• EXERCISE BRIEF
Which lines have the string "data"? Copy all of them from the entries below.

• SUPPLIED ENTRIES
##########

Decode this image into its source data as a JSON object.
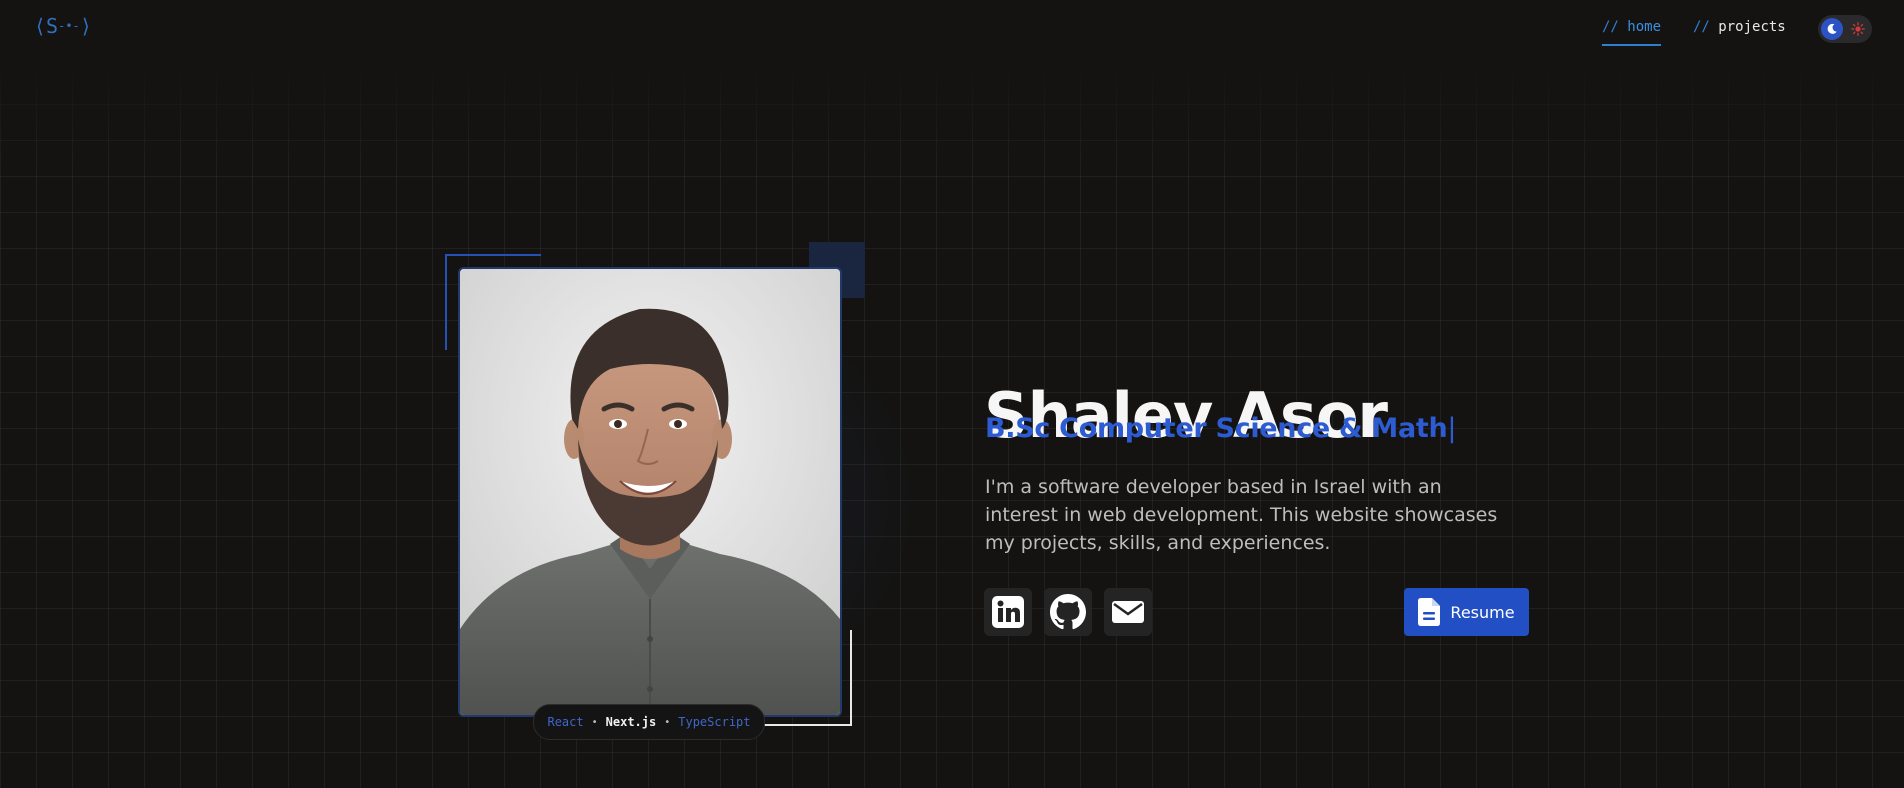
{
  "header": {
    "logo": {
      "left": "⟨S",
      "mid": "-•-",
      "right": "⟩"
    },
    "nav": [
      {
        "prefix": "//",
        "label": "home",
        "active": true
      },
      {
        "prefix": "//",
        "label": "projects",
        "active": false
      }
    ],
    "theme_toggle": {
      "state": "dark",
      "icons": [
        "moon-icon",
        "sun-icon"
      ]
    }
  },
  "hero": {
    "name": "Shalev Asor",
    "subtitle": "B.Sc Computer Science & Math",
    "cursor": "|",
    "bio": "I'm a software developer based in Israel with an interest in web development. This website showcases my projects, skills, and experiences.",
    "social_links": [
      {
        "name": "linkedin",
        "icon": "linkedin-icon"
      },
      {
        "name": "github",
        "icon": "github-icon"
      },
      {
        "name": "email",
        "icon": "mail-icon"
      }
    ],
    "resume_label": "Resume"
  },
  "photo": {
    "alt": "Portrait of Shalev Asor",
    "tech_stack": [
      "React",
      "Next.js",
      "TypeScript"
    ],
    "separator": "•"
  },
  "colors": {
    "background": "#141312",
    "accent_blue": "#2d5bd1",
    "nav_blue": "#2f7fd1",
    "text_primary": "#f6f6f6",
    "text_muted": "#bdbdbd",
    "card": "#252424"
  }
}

##########

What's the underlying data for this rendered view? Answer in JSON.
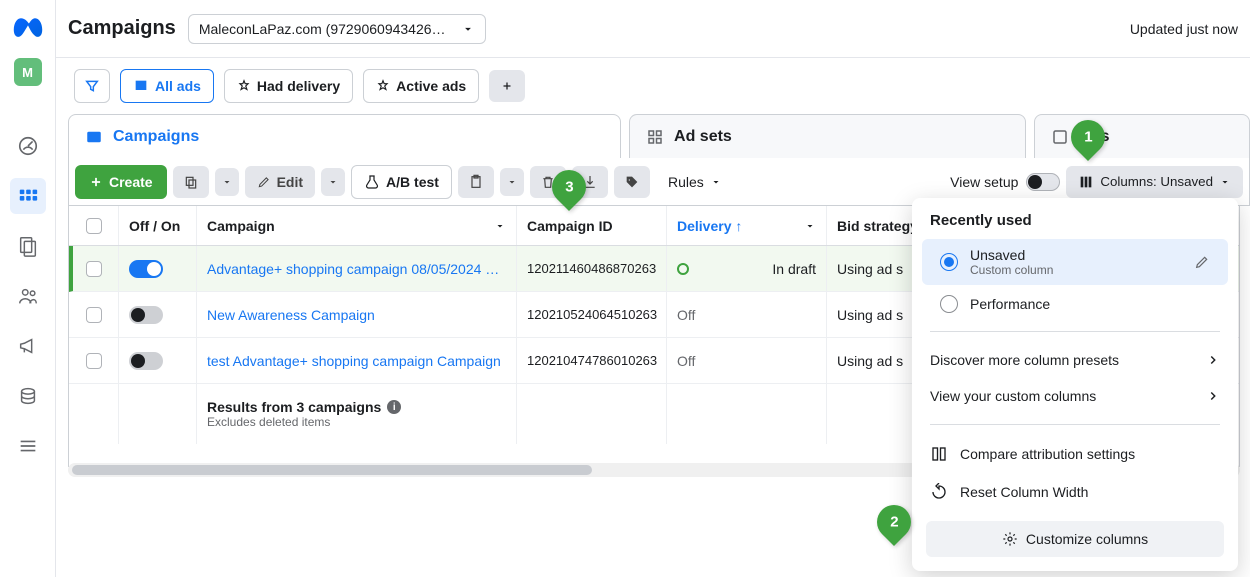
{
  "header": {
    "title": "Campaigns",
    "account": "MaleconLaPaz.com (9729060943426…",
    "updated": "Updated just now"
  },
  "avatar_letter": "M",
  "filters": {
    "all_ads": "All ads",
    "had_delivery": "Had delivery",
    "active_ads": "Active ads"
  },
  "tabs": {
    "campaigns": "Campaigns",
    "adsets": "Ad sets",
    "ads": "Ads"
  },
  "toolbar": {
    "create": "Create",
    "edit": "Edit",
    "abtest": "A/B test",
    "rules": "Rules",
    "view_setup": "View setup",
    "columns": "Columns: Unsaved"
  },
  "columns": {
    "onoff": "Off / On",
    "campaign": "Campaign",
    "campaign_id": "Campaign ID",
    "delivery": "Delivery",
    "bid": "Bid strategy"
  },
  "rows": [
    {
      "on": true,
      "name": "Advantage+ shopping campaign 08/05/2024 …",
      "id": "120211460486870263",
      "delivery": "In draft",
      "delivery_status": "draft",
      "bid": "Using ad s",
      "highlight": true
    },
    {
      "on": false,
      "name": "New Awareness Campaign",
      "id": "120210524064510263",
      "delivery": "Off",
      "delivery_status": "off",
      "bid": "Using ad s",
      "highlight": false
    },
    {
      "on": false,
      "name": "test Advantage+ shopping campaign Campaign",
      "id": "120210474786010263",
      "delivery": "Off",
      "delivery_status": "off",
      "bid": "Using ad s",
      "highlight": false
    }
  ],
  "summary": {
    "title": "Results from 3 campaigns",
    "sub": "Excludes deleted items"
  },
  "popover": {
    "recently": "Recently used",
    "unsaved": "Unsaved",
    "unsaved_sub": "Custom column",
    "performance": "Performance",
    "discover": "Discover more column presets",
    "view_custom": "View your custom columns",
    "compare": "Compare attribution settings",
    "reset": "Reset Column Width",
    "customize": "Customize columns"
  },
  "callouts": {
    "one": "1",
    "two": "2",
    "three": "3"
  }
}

##########

• CORRECT RESULT
Decode this image into its source data as a JSON object.
What's the underlying data for this rendered view? Answer in JSON.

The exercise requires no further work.